[Task prompt]: Your task is to repeat the entries exactly. Leave the pictures out.

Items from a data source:
>>>
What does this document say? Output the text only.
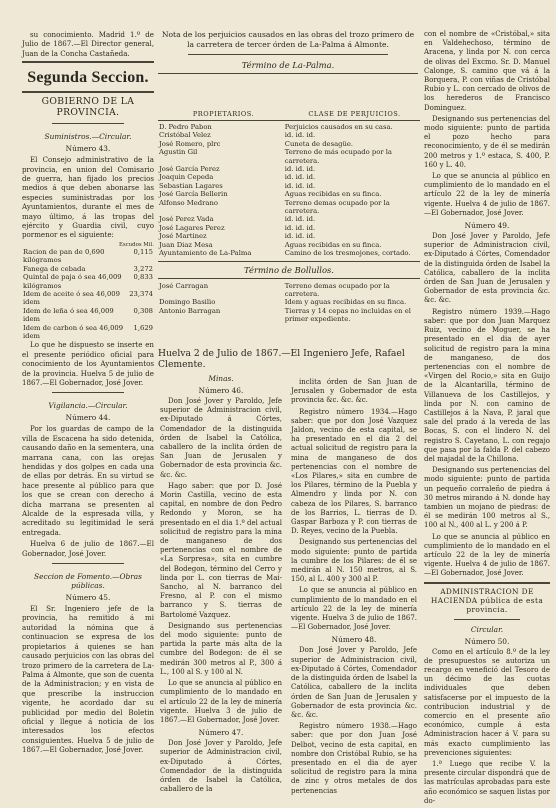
su conocimiento. Madrid 1.º de Julio de 1867.—El Director general, Juan de la Concha Castañeda.

Segunda Seccion.
GOBIERNO DE LA PROVINCIA.
Suministros.—Circular.
Número 43.

El Consejo administrativo de la provincia, en union del Comisario de guerra, han fijado los precios medios á que deben abonarse las especies suministradas por los Ayuntamientos, durante el mes de mayo último, á las tropas del ejército y Guardia civil, cuyo pormenor es el siguiente:

Escudos Mil.
Racion de pan de 0,690 kilógramos	0,115
Fanega de cebada	3,272
Quintal de paja ó sea 46,009 kilógramos	0,833
Idem de aceite ó sea 46,009 idem	23,374
Idem de leña ó sea 46,009 idem	0,308
Idem de carbon ó sea 46,009 idem	1,629

Lo que he dispuesto se inserte en el presente periódico oficial para conocimiento de los Ayuntamientos de la provincia. Huelva 5 de julio de 1867.—El Gobernador, José Jover.

Vigilancia.—Circular.
Número 44.

Por los guardas de campo de la villa de Escacena ha sido detenida, causando daño en la sementera, una marrana cana, con las orejas hendidas y dos golpes en cada una de ellas por detrás. En su virtud se hace presente al público para que los que se crean con derecho á dicha marrana se presenten al Alcalde de la espresada villa, y acreditado su legitimidad le será entregada.

Huelva 6 de julio de 1867.—El Gobernador, José Jover.

Seccion de Fomento.—Obras públicas.
Número 45.

El Sr. Ingeniero jefe de la provincia, ha remitido á mi autoridad la nómina que á continuacion se expresa de los propietarios á quienes se han causado perjuicios con las obras del trozo primero de la carretera de La-Palma á Almonte, que son de cuenta de la Administracion; y en vista de que prescribe la instruccion vigente, he acordado dar su publicidad por medio del Boletin oficial y llegue á noticia de los interesados los efectos consiguientes. Huelva 5 de julio de 1867.—El Gobernador, José Jover.

Nota de los perjuicios causados en las obras del trozo primero de la carretera de tercer órden de La-Palma á Almonte.

Término de La-Palma.
PROPIETARIOS.	CLASE DE PERJUICIOS.
D. Pedro Pabon	Perjuicios causados en su casa.
Cristóbal Velez	id. id. id.
José Romero, plrc	Cuneta de desagüe.
Agustin Gil	Terreno de más ocupado por la carretera.
José García Perez	id. id. id.
Joaquin Cepeda	id. id. id.
Sebastian Lagares	id. id. id.
José García Bellerin	Aguas recibidas en su finca.
Alfonso Medrano	Terreno demas ocupado por la carretera.
José Perez Vada	id. id. id.
José Lagares Perez	id. id. id.
José Martinez	id. id. id.
Juan Diaz Mesa	Aguas recibidas en su finca.
Ayuntamiento de La-Palma	Camino de los tresmojones, cortado.
Término de Bollullos.
José Carragan	Terreno demas ocupado por la carretera.
Domingo Basilio	Idem y aguas recibidas en su finca.
Antonio Barragan	Tierras y 14 cepas no incluidas en el primer expediente.
Huelva 2 de Julio de 1867.—El Ingeniero Jefe, Rafael Clemente.
Minas.
Número 46.

Don José Jover y Paroldo, Jefe superior de Administracion civil, ex-Diputado á Córtes, Comendador de la distinguida órden de Isabel la Católica, caballero de la inclita órden de San Juan de Jerusalen y Gobernador de esta provincia &c. &c. &c.

Hago saber: que por D. José Morin Castilla, vecino de esta capital, en nombre de don Pedro Redondo y Moron, se ha presentado en el dia 1.º del actual solicitud de registro para la mina de manganeso de dos pertenencias con el nombre de «La Sorpresa», sita en cumbre del Bodegon, término del Cerro y linda por L. con tierras de Mai-Sancho, al N. barranco del Fresno, al P. con el mismo barranco y S. tierras de Bartolomé Vazquez.

Designando sus pertenencias del modo siguiente: punto de partida la parte más alta de la cumbre del Bodegon: de él se medirán 300 metros al P., 300 á L., 100 al S. y 100 al N.

Lo que se anuncia al público en cumplimiento de lo mandado en el artículo 22 de la ley de minería vigente. Huelva 3 de julio de 1867.—El Gobernador, José Jover.

Número 47.

Don José Jover y Paroldo, Jefe superior de Administracion civil, ex-Diputado á Córtes, Comendador de la distinguida órden de Isabel la Católica, caballero de la

inclita órden de San Juan de Jerusalen y Gobernador de esta provincia &c. &c. &c.

Registro número 1934.—Hago saber: que por don José Vazquez Jaldon, vecino de esta capital, se ha presentado en el dia 2 del actual solicitud de registro para la mina de manganeso de dos pertenencias con el nombre de «Los Pilares,» sita en cumbre de los Pilares, término de la Puebla y Almendro y linda por N. con cabeza de los Pilares, S. barranco de los Barrios, L. tierras de D. Gaspar Barboza y P. con tierras de D. Reyes, vecino de la Puebla.

Designando sus pertenencias del modo siguiente: punto de partida la cumbre de los Pilares: de él se medirán al N. 150 metros, al S. 150, al L. 400 y 300 al P.

Lo que se anuncia al público en cumplimiento de lo mandado en el artículo 22 de la ley de minería vigente. Huelva 3 de julio de 1867.—El Gobernador, José Jover.

Número 48.

Don José Jover y Paroldo, Jefe superior de Administracion civil, ex-Diputado á Córtes, Comendador de la distinguida órden de Isabel la Católica, caballero de la inclita órden de San Juan de Jerusalen y Gobernador de esta provincia &c. &c. &c.

Registro número 1938.—Hago saber: que por don Juan José Delbot, vecino de esta capital, en nombre don Cristóbal Rubio, se ha presentado en el dia de ayer solicitud de registro para la mina de zinc y otros metales de dos pertenencias

con el nombre de «Cristóbal,» sita en Valdehechoso, término de Aracena, y linda por N. con cerca de olivas del Excmo. Sr. D. Manuel Calonge, S. camino que vá á la Borquera, P. con viñas de Cristóbal Rubio y L. con cercado de olivos de los herederos de Francisco Dominguez.

Designando sus pertenencias del modo siguiente: punto de partida el pozo hecho para reconocimiento, y de él se medirán 200 metros y 1.º estaca, S. 400, P. 160 y L. 40.

Lo que se anuncia al público en cumplimiento de lo mandado en el artículo 22 de la ley de minería vigente. Huelva 4 de julio de 1867.—El Gobernador, José Jover.

Número 49.

Don José Jover y Paroldo, Jefe superior de Administracion civil, ex-Diputado á Córtes, Comendador de la distinguida órden de Isabel la Católica, caballero de la inclita órden de San Juan de Jerusalen y Gobernador de esta provincia &c. &c. &c.

Registro número 1939.—Hago saber: que por don Juan Marquez Ruiz, vecino de Moguer, se ha presentado en el dia de ayer solicitud de registro para la mina de manganeso, de dos pertenencias con el nombre de «Virgen del Rocio,» sita en Guijo de la Alcantarilla, término de Villanueva de los Castillejos, y linda por N. con camino de Castillejos á la Nava, P. jaral que sale del prado á la vereda de las Bocas, S. con el lindero N. del registro S. Cayetano, L. con regajo que pasa por la falda P. del cabezo del majadal de la Chillona.

Designando sus pertenencias del modo siguiente: punto de partida un pequeño corraleño de piedra á 30 metros mirando á N. donde hay tambien un mojano de piedras: de él se medirán 100 metros al S., 100 al N., 400 al L. y 200 á P.

Lo que se anuncia al público en cumplimiento de lo mandado en el artículo 22 de la ley de minería vigente. Huelva 4 de julio de 1867.—El Gobernador, José Jover.

ADMINISTRACION DE HACIENDA pública de esta provincia.
Circular.
Número 50.

Como en el artículo 8.º de la ley de presupuestos se autoriza un recargo en venefició del Tesoro de un décimo de las cuotas individuales que deben satisfacerse por el impuesto de la contribucion industrial y de comercio en el presente año económico, cumple á esta Administracion hacer á V. para su más exacto cumplimiento las prevenciones siguientes:

1.ª Luego que recibe V. la presente circular dispondrá que de las matrículas aprobadas para este año económico se saquen listas por do-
<<<
[Written response]:
What does this document say? Output the text only.
su conocimiento. Madrid 1.º de Julio de 1867.—El Director general, Juan de la Concha Castañeda.

Segunda Seccion.
GOBIERNO DE LA PROVINCIA.
Suministros.—Circular.
Número 43.

El Consejo administrativo de la provincia, en union del Comisario de guerra, han fijado los precios medios á que deben abonarse las especies suministradas por los Ayuntamientos, durante el mes de mayo último, á las tropas del ejército y Guardia civil, cuyo pormenor es el siguiente:

Escudos Mil.
Racion de pan de 0,690 kilógramos	0,115
Fanega de cebada	3,272
Quintal de paja ó sea 46,009 kilógramos	0,833
Idem de aceite ó sea 46,009 idem	23,374
Idem de leña ó sea 46,009 idem	0,308
Idem de carbon ó sea 46,009 idem	1,629

Lo que he dispuesto se inserte en el presente periódico oficial para conocimiento de los Ayuntamientos de la provincia. Huelva 5 de julio de 1867.—El Gobernador, José Jover.

Vigilancia.—Circular.
Número 44.

Por los guardas de campo de la villa de Escacena ha sido detenida, causando daño en la sementera, una marrana cana, con las orejas hendidas y dos golpes en cada una de ellas por detrás. En su virtud se hace presente al público para que los que se crean con derecho á dicha marrana se presenten al Alcalde de la espresada villa, y acreditado su legitimidad le será entregada.

Huelva 6 de julio de 1867.—El Gobernador, José Jover.

Seccion de Fomento.—Obras públicas.
Número 45.

El Sr. Ingeniero jefe de la provincia, ha remitido á mi autoridad la nómina que á continuacion se expresa de los propietarios á quienes se han causado perjuicios con las obras del trozo primero de la carretera de La-Palma á Almonte, que son de cuenta de la Administracion; y en vista de que prescribe la instruccion vigente, he acordado dar su publicidad por medio del Boletin oficial y llegue á noticia de los interesados los efectos consiguientes. Huelva 5 de julio de 1867.—El Gobernador, José Jover.

Nota de los perjuicios causados en las obras del trozo primero de la carretera de tercer órden de La-Palma á Almonte.

Término de La-Palma.
PROPIETARIOS.	CLASE DE PERJUICIOS.
D. Pedro Pabon	Perjuicios causados en su casa.
Cristóbal Velez	id. id. id.
José Romero, plrc	Cuneta de desagüe.
Agustin Gil	Terreno de más ocupado por la carretera.
José García Perez	id. id. id.
Joaquin Cepeda	id. id. id.
Sebastian Lagares	id. id. id.
José García Bellerin	Aguas recibidas en su finca.
Alfonso Medrano	Terreno demas ocupado por la carretera.
José Perez Vada	id. id. id.
José Lagares Perez	id. id. id.
José Martinez	id. id. id.
Juan Diaz Mesa	Aguas recibidas en su finca.
Ayuntamiento de La-Palma	Camino de los tresmojones, cortado.
Término de Bollullos.
José Carragan	Terreno demas ocupado por la carretera.
Domingo Basilio	Idem y aguas recibidas en su finca.
Antonio Barragan	Tierras y 14 cepas no incluidas en el primer expediente.
Huelva 2 de Julio de 1867.—El Ingeniero Jefe, Rafael Clemente.
Minas.
Número 46.

Don José Jover y Paroldo, Jefe superior de Administracion civil, ex-Diputado á Córtes, Comendador de la distinguida órden de Isabel la Católica, caballero de la inclita órden de San Juan de Jerusalen y Gobernador de esta provincia &c. &c. &c.

Hago saber: que por D. José Morin Castilla, vecino de esta capital, en nombre de don Pedro Redondo y Moron, se ha presentado en el dia 1.º del actual solicitud de registro para la mina de manganeso de dos pertenencias con el nombre de «La Sorpresa», sita en cumbre del Bodegon, término del Cerro y linda por L. con tierras de Mai-Sancho, al N. barranco del Fresno, al P. con el mismo barranco y S. tierras de Bartolomé Vazquez.

Designando sus pertenencias del modo siguiente: punto de partida la parte más alta de la cumbre del Bodegon: de él se medirán 300 metros al P., 300 á L., 100 al S. y 100 al N.

Lo que se anuncia al público en cumplimiento de lo mandado en el artículo 22 de la ley de minería vigente. Huelva 3 de julio de 1867.—El Gobernador, José Jover.

Número 47.

Don José Jover y Paroldo, Jefe superior de Administracion civil, ex-Diputado á Córtes, Comendador de la distinguida órden de Isabel la Católica, caballero de la

inclita órden de San Juan de Jerusalen y Gobernador de esta provincia &c. &c. &c.

Registro número 1934.—Hago saber: que por don José Vazquez Jaldon, vecino de esta capital, se ha presentado en el dia 2 del actual solicitud de registro para la mina de manganeso de dos pertenencias con el nombre de «Los Pilares,» sita en cumbre de los Pilares, término de la Puebla y Almendro y linda por N. con cabeza de los Pilares, S. barranco de los Barrios, L. tierras de D. Gaspar Barboza y P. con tierras de D. Reyes, vecino de la Puebla.

Designando sus pertenencias del modo siguiente: punto de partida la cumbre de los Pilares: de él se medirán al N. 150 metros, al S. 150, al L. 400 y 300 al P.

Lo que se anuncia al público en cumplimiento de lo mandado en el artículo 22 de la ley de minería vigente. Huelva 3 de julio de 1867.—El Gobernador, José Jover.

Número 48.

Don José Jover y Paroldo, Jefe superior de Administracion civil, ex-Diputado á Córtes, Comendador de la distinguida órden de Isabel la Católica, caballero de la inclita órden de San Juan de Jerusalen y Gobernador de esta provincia &c. &c. &c.

Registro número 1938.—Hago saber: que por don Juan José Delbot, vecino de esta capital, en nombre don Cristóbal Rubio, se ha presentado en el dia de ayer solicitud de registro para la mina de zinc y otros metales de dos pertenencias

con el nombre de «Cristóbal,» sita en Valdehechoso, término de Aracena, y linda por N. con cerca de olivas del Excmo. Sr. D. Manuel Calonge, S. camino que vá á la Borquera, P. con viñas de Cristóbal Rubio y L. con cercado de olivos de los herederos de Francisco Dominguez.

Designando sus pertenencias del modo siguiente: punto de partida el pozo hecho para reconocimiento, y de él se medirán 200 metros y 1.º estaca, S. 400, P. 160 y L. 40.

Lo que se anuncia al público en cumplimiento de lo mandado en el artículo 22 de la ley de minería vigente. Huelva 4 de julio de 1867.—El Gobernador, José Jover.

Número 49.

Don José Jover y Paroldo, Jefe superior de Administracion civil, ex-Diputado á Córtes, Comendador de la distinguida órden de Isabel la Católica, caballero de la inclita órden de San Juan de Jerusalen y Gobernador de esta provincia &c. &c. &c.

Registro número 1939.—Hago saber: que por don Juan Marquez Ruiz, vecino de Moguer, se ha presentado en el dia de ayer solicitud de registro para la mina de manganeso, de dos pertenencias con el nombre de «Virgen del Rocio,» sita en Guijo de la Alcantarilla, término de Villanueva de los Castillejos, y linda por N. con camino de Castillejos á la Nava, P. jaral que sale del prado á la vereda de las Bocas, S. con el lindero N. del registro S. Cayetano, L. con regajo que pasa por la falda P. del cabezo del majadal de la Chillona.

Designando sus pertenencias del modo siguiente: punto de partida un pequeño corraleño de piedra á 30 metros mirando á N. donde hay tambien un mojano de piedras: de él se medirán 100 metros al S., 100 al N., 400 al L. y 200 á P.

Lo que se anuncia al público en cumplimiento de lo mandado en el artículo 22 de la ley de minería vigente. Huelva 4 de julio de 1867.—El Gobernador, José Jover.

ADMINISTRACION DE HACIENDA pública de esta provincia.
Circular.
Número 50.

Como en el artículo 8.º de la ley de presupuestos se autoriza un recargo en venefició del Tesoro de un décimo de las cuotas individuales que deben satisfacerse por el impuesto de la contribucion industrial y de comercio en el presente año económico, cumple á esta Administracion hacer á V. para su más exacto cumplimiento las prevenciones siguientes:

1.ª Luego que recibe V. la presente circular dispondrá que de las matrículas aprobadas para este año económico se saquen listas por do-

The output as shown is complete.